Report, as a bare number, how many lines contain the string "OUTDOOR".
━━━━━━━━━━━━━━━━
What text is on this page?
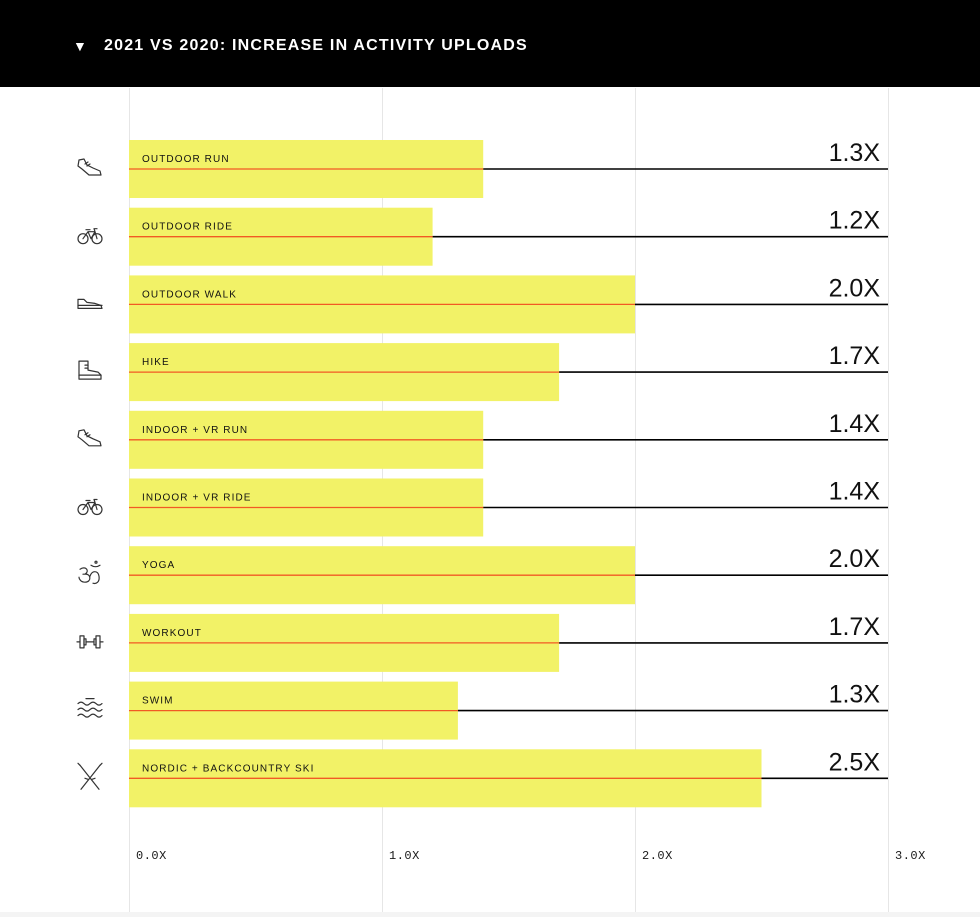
▼ 2021 VS 2020: INCREASE IN ACTIVITY UPLOADS
OUTDOOR RUN	1.3X
OUTDOOR RIDE	1.2X
OUTDOOR WALK	2.0X
HIKE	1.7X
INDOOR + VR RUN	1.4X
INDOOR + VR RIDE	1.4X
YOGA	2.0X
WORKOUT	1.7X
SWIM	1.3X
NORDIC + BACKCOUNTRY SKI	2.5X
0.0X	1.0X	2.0X	3.0X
━━━━━━━━━━━━━━━━
- _ANSWER TO THE PROBLEM_:
3